▶ What the task requires
Reproduce every entry that follows word for word, but omit the images.

══════════

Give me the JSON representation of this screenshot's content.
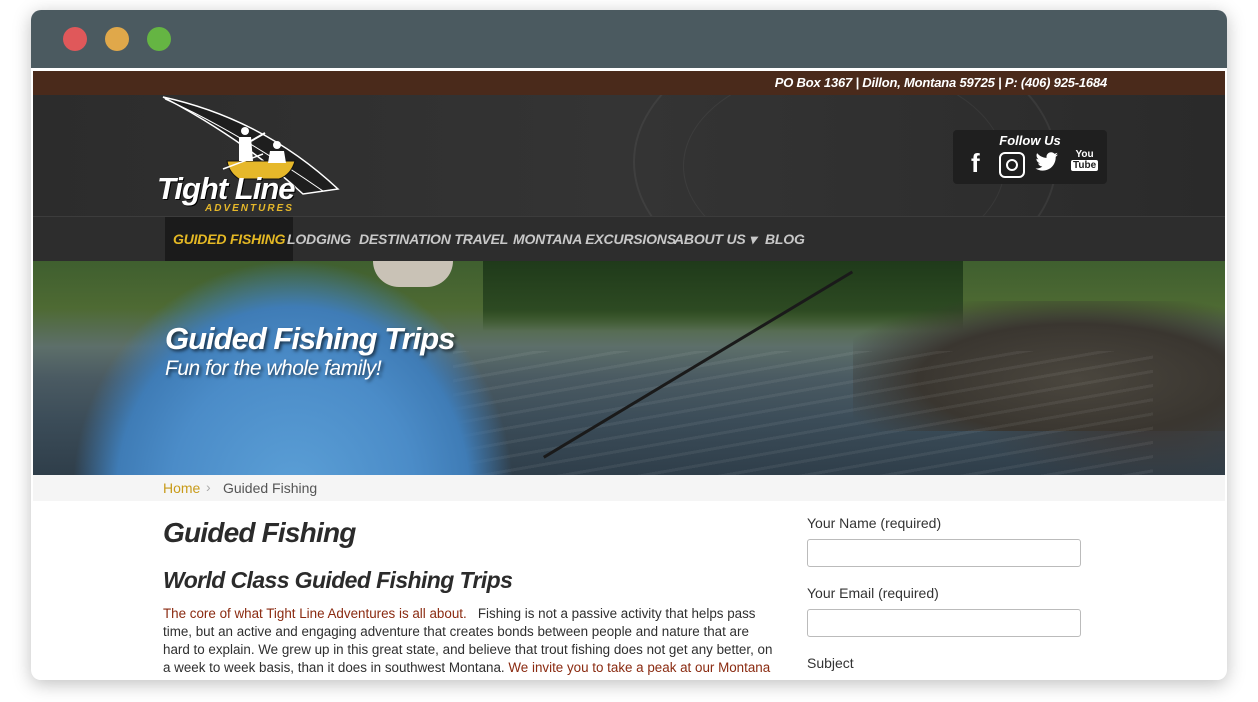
{
  "topbar": {
    "address": "PO Box 1367 | Dillon, Montana 59725 | P: (406) 925-1684"
  },
  "logo": {
    "title": "Tight Line",
    "subtitle": "ADVENTURES"
  },
  "social": {
    "title": "Follow Us",
    "icons": [
      "facebook-icon",
      "instagram-icon",
      "twitter-icon",
      "youtube-icon"
    ],
    "youtube_top": "You",
    "youtube_bottom": "Tube"
  },
  "nav": {
    "items": [
      {
        "label": "GUIDED FISHING"
      },
      {
        "label": "LODGING"
      },
      {
        "label": "DESTINATION TRAVEL"
      },
      {
        "label": "MONTANA EXCURSIONS"
      },
      {
        "label": "ABOUT US ▾"
      },
      {
        "label": "BLOG"
      }
    ],
    "active_color": "#e4b824"
  },
  "hero": {
    "title": "Guided Fishing Trips",
    "subtitle": "Fun for the whole family!"
  },
  "breadcrumb": {
    "home": "Home",
    "separator": "›",
    "current": "Guided Fishing"
  },
  "main": {
    "title": "Guided Fishing",
    "section_title": "World Class Guided Fishing Trips",
    "para_lead": "The core of what Tight Line Adventures is all about.",
    "para_body": "Fishing is not a passive activity that helps pass time, but an active and engaging adventure that creates bonds between people and nature that are hard to explain. We grew up in this great state, and believe that trout fishing does not get any better, on a week to week basis, than it does in southwest Montana.",
    "para_link": "We invite you to take a peak at our Montana Guided"
  },
  "form": {
    "name_label": "Your Name (required)",
    "name_value": "",
    "email_label": "Your Email (required)",
    "email_value": "",
    "subject_label": "Subject"
  },
  "colors": {
    "topbar": "#4a2a1b",
    "header": "#2c2c2c",
    "accent": "#e4b824",
    "link": "#8a2a10"
  }
}
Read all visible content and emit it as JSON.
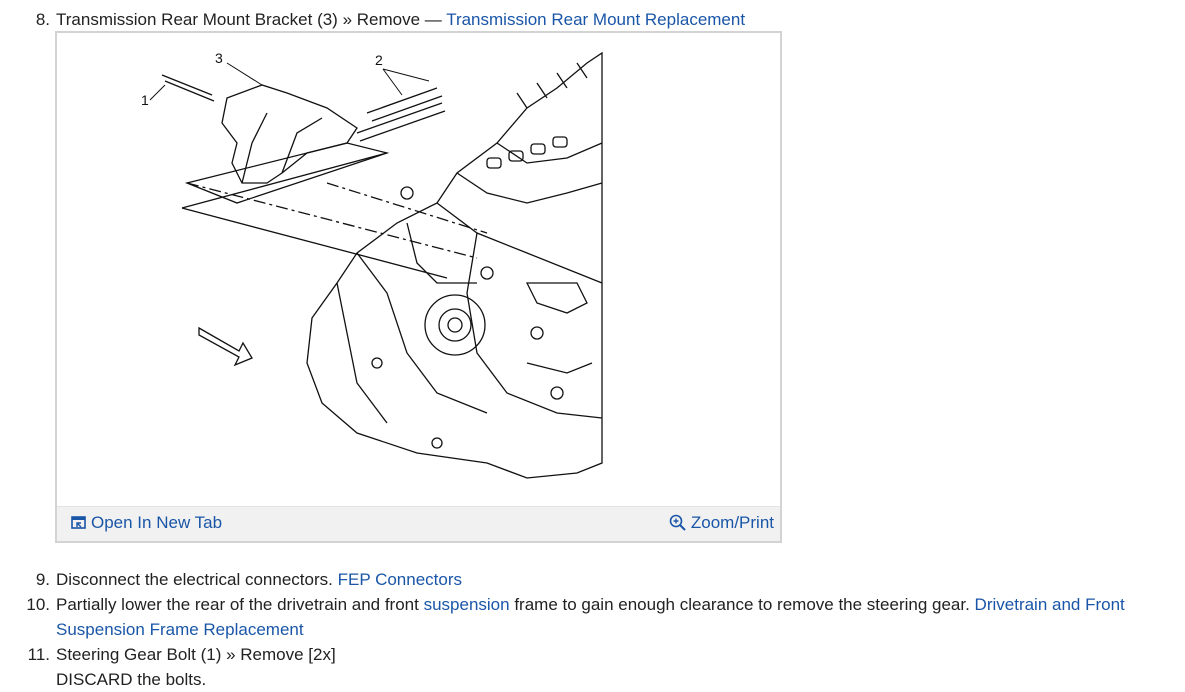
{
  "steps": [
    {
      "number": "8.",
      "text": "Transmission Rear Mount Bracket (3) » Remove — ",
      "link": "Transmission Rear Mount Replacement"
    },
    {
      "number": "9.",
      "text": "Disconnect the electrical connectors. ",
      "link": "FEP Connectors"
    },
    {
      "number": "10.",
      "text_a": "Partially lower the rear of the drivetrain and front ",
      "link_a": "suspension",
      "text_b": " frame to gain enough clearance to remove the steering gear. ",
      "link_b": "Drivetrain and Front Suspension Frame Replacement"
    },
    {
      "number": "11.",
      "text": "Steering Gear Bolt (1) » Remove [2x]",
      "note": "DISCARD the bolts."
    }
  ],
  "figure": {
    "callouts": [
      "1",
      "2",
      "3"
    ],
    "open_tab_label": "Open In New Tab",
    "zoom_label": "Zoom/Print",
    "icons": {
      "open_tab": "open-new-tab-icon",
      "zoom": "magnifier-plus-icon"
    },
    "colors": {
      "link": "#1a56a8",
      "toolbar_bg": "#f1f1f1",
      "border": "#d3d3d3"
    }
  }
}
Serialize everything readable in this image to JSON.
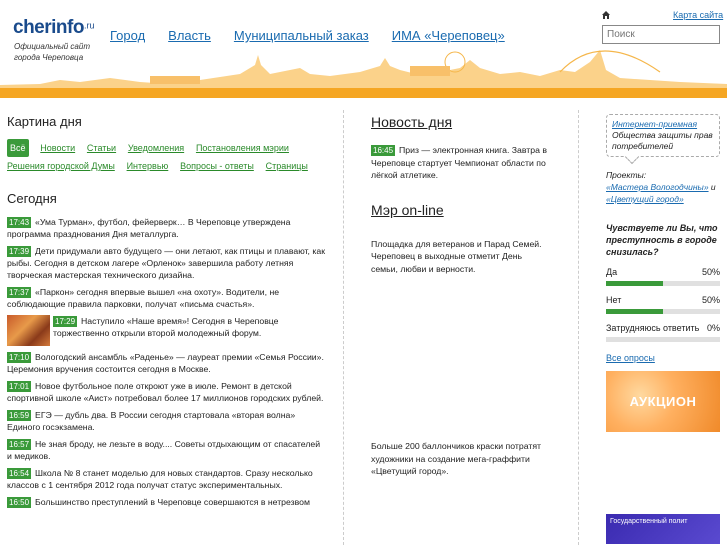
{
  "header": {
    "logo": "cherinfo",
    "logo_tld": ".ru",
    "logo_subtitle": "Официальный сайт города Череповца",
    "nav": [
      "Город",
      "Власть",
      "Муниципальный заказ",
      "ИМА «Череповец»"
    ],
    "map_link": "Карта сайта",
    "search_placeholder": "Поиск"
  },
  "left": {
    "picture_title": "Картина дня",
    "tags": [
      "Всё",
      "Новости",
      "Статьи",
      "Уведомления",
      "Постановления мэрии",
      "Решения городской Думы",
      "Интервью",
      "Вопросы - ответы",
      "Страницы"
    ],
    "today_title": "Сегодня",
    "news": [
      {
        "time": "17:43",
        "text": "«Ума Турман», футбол, фейерверк… В Череповце утверждена программа празднования Дня металлурга."
      },
      {
        "time": "17:39",
        "text": "Дети придумали авто будущего — они летают, как птицы и плавают, как рыбы. Сегодня в детском лагере «Орленок» завершила работу летняя творческая мастерская технического дизайна."
      },
      {
        "time": "17:37",
        "text": "«Паркон» сегодня впервые вышел «на охоту». Водители, не соблюдающие правила парковки, получат «письма счастья»."
      },
      {
        "time": "17:29",
        "text": "Наступило «Наше время»! Сегодня в Череповце торжественно открыли второй молодежный форум."
      },
      {
        "time": "17:10",
        "text": "Вологодский ансамбль «Раденье» — лауреат премии «Семья России». Церемония вручения состоится сегодня  в Москве."
      },
      {
        "time": "17:01",
        "text": "Новое футбольное поле откроют уже в июле. Ремонт в детской спортивной школе «Аист» потребовал более 17 миллионов городских рублей."
      },
      {
        "time": "16:59",
        "text": "ЕГЭ — дубль два. В России сегодня стартовала «вторая волна» Единого госэкзамена."
      },
      {
        "time": "16:57",
        "text": "Не зная броду, не лезьте в воду.... Советы отдыхающим от спасателей и медиков."
      },
      {
        "time": "16:54",
        "text": "Школа № 8 станет моделью для новых стандартов. Сразу несколько классов с 1 сентября 2012 года получат статус экспериментальных."
      },
      {
        "time": "16:50",
        "text": "Большинство преступлений в Череповце совершаются в нетрезвом"
      }
    ]
  },
  "middle": {
    "news_of_day_title": "Новость дня",
    "news_of_day": {
      "time": "16:45",
      "text": "Приз — электронная книга. Завтра в Череповце стартует Чемпионат области по лёгкой атлетике."
    },
    "mayor_title": "Мэр on-line",
    "mayor_text": "Площадка для ветеранов и Парад Семей. Череповец в выходные отметит День семьи, любви и верности.",
    "bottom_text": "Больше 200 баллончиков краски потратят художники на создание мега-граффити «Цветущий город»."
  },
  "right": {
    "bubble_link": "Интернет-приемная",
    "bubble_text": "Общества защиты прав потребителей",
    "projects_label": "Проекты:",
    "project1": "«Мастера Вологодчины»",
    "projects_and": "и",
    "project2": "«Цветущий город»",
    "poll_question": "Чувствуете ли Вы, что преступность в городе снизилась?",
    "poll_options": [
      {
        "label": "Да",
        "pct": "50%",
        "value": 50
      },
      {
        "label": "Нет",
        "pct": "50%",
        "value": 50
      },
      {
        "label": "Затрудняюсь ответить",
        "pct": "0%",
        "value": 0
      }
    ],
    "all_polls": "Все опросы",
    "banner_text": "АУКЦИОН",
    "banner2_text": "Государственный полит"
  },
  "colors": {
    "accent_green": "#3a9a3a",
    "link_blue": "#1a6bb0",
    "skyline_orange": "#f5a623"
  }
}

══════════

▶ Correct response
Give me the JSON representation of this screenshot's content.
{
  "topbar": {
    "address": "PO Box 1367 | Dillon, Montana 59725 | P: (406) 925-1684"
  },
  "logo": {
    "title": "Tight Line",
    "subtitle": "ADVENTURES"
  },
  "social": {
    "title": "Follow Us",
    "icons": [
      "facebook-icon",
      "instagram-icon",
      "twitter-icon",
      "youtube-icon"
    ],
    "youtube_top": "You",
    "youtube_bottom": "Tube"
  },
  "nav": {
    "items": [
      {
        "label": "GUIDED FISHING"
      },
      {
        "label": "LODGING"
      },
      {
        "label": "DESTINATION TRAVEL"
      },
      {
        "label": "MONTANA EXCURSIONS"
      },
      {
        "label": "ABOUT US ▾"
      },
      {
        "label": "BLOG"
      }
    ],
    "active_color": "#e4b824"
  },
  "hero": {
    "title": "Guided Fishing Trips",
    "subtitle": "Fun for the whole family!"
  },
  "breadcrumb": {
    "home": "Home",
    "separator": "›",
    "current": "Guided Fishing"
  },
  "main": {
    "title": "Guided Fishing",
    "section_title": "World Class Guided Fishing Trips",
    "para_lead": "The core of what Tight Line Adventures is all about.",
    "para_body": "Fishing is not a passive activity that helps pass time, but an active and engaging adventure that creates bonds between people and nature that are hard to explain. We grew up in this great state, and believe that trout fishing does not get any better, on a week to week basis, than it does in southwest Montana.",
    "para_link": "We invite you to take a peak at our Montana Guided"
  },
  "form": {
    "name_label": "Your Name (required)",
    "name_value": "",
    "email_label": "Your Email (required)",
    "email_value": "",
    "subject_label": "Subject"
  },
  "colors": {
    "topbar": "#4a2a1b",
    "header": "#2c2c2c",
    "accent": "#e4b824",
    "link": "#8a2a10"
  }
}
Read all visible content and emit it as JSON.
{
  "steps": [
    {
      "number": "8.",
      "text": "Transmission Rear Mount Bracket (3) » Remove — ",
      "link": "Transmission Rear Mount Replacement"
    },
    {
      "number": "9.",
      "text": "Disconnect the electrical connectors. ",
      "link": "FEP Connectors"
    },
    {
      "number": "10.",
      "text_a": "Partially lower the rear of the drivetrain and front ",
      "link_a": "suspension",
      "text_b": " frame to gain enough clearance to remove the steering gear. ",
      "link_b": "Drivetrain and Front Suspension Frame Replacement"
    },
    {
      "number": "11.",
      "text": "Steering Gear Bolt (1) » Remove [2x]",
      "note": "DISCARD the bolts."
    }
  ],
  "figure": {
    "callouts": [
      "1",
      "2",
      "3"
    ],
    "open_tab_label": "Open In New Tab",
    "zoom_label": "Zoom/Print",
    "icons": {
      "open_tab": "open-new-tab-icon",
      "zoom": "magnifier-plus-icon"
    },
    "colors": {
      "link": "#1a56a8",
      "toolbar_bg": "#f1f1f1",
      "border": "#d3d3d3"
    }
  }
}
Serialize everything readable in this image to JSON.
{
  "header": {
    "logo": "cherinfo",
    "logo_tld": ".ru",
    "logo_subtitle": "Официальный сайт города Череповца",
    "nav": [
      "Город",
      "Власть",
      "Муниципальный заказ",
      "ИМА «Череповец»"
    ],
    "map_link": "Карта сайта",
    "search_placeholder": "Поиск"
  },
  "left": {
    "picture_title": "Картина дня",
    "tags": [
      "Всё",
      "Новости",
      "Статьи",
      "Уведомления",
      "Постановления мэрии",
      "Решения городской Думы",
      "Интервью",
      "Вопросы - ответы",
      "Страницы"
    ],
    "today_title": "Сегодня",
    "news": [
      {
        "time": "17:43",
        "text": "«Ума Турман», футбол, фейерверк… В Череповце утверждена программа празднования Дня металлурга."
      },
      {
        "time": "17:39",
        "text": "Дети придумали авто будущего — они летают, как птицы и плавают, как рыбы. Сегодня в детском лагере «Орленок» завершила работу летняя творческая мастерская технического дизайна."
      },
      {
        "time": "17:37",
        "text": "«Паркон» сегодня впервые вышел «на охоту». Водители, не соблюдающие правила парковки, получат «письма счастья»."
      },
      {
        "time": "17:29",
        "text": "Наступило «Наше время»! Сегодня в Череповце торжественно открыли второй молодежный форум."
      },
      {
        "time": "17:10",
        "text": "Вологодский ансамбль «Раденье» — лауреат премии «Семья России». Церемония вручения состоится сегодня  в Москве."
      },
      {
        "time": "17:01",
        "text": "Новое футбольное поле откроют уже в июле. Ремонт в детской спортивной школе «Аист» потребовал более 17 миллионов городских рублей."
      },
      {
        "time": "16:59",
        "text": "ЕГЭ — дубль два. В России сегодня стартовала «вторая волна» Единого госэкзамена."
      },
      {
        "time": "16:57",
        "text": "Не зная броду, не лезьте в воду.... Советы отдыхающим от спасателей и медиков."
      },
      {
        "time": "16:54",
        "text": "Школа № 8 станет моделью для новых стандартов. Сразу несколько классов с 1 сентября 2012 года получат статус экспериментальных."
      },
      {
        "time": "16:50",
        "text": "Большинство преступлений в Череповце совершаются в нетрезвом"
      }
    ]
  },
  "middle": {
    "news_of_day_title": "Новость дня",
    "news_of_day": {
      "time": "16:45",
      "text": "Приз — электронная книга. Завтра в Череповце стартует Чемпионат области по лёгкой атлетике."
    },
    "mayor_title": "Мэр on-line",
    "mayor_text": "Площадка для ветеранов и Парад Семей. Череповец в выходные отметит День семьи, любви и верности.",
    "bottom_text": "Больше 200 баллончиков краски потратят художники на создание мега-граффити «Цветущий город»."
  },
  "right": {
    "bubble_link": "Интернет-приемная",
    "bubble_text": "Общества защиты прав потребителей",
    "projects_label": "Проекты:",
    "project1": "«Мастера Вологодчины»",
    "projects_and": "и",
    "project2": "«Цветущий город»",
    "poll_question": "Чувствуете ли Вы, что преступность в городе снизилась?",
    "poll_options": [
      {
        "label": "Да",
        "pct": "50%",
        "value": 50
      },
      {
        "label": "Нет",
        "pct": "50%",
        "value": 50
      },
      {
        "label": "Затрудняюсь ответить",
        "pct": "0%",
        "value": 0
      }
    ],
    "all_polls": "Все опросы",
    "banner_text": "АУКЦИОН",
    "banner2_text": "Государственный полит"
  },
  "colors": {
    "accent_green": "#3a9a3a",
    "link_blue": "#1a6bb0",
    "skyline_orange": "#f5a623"
  }
}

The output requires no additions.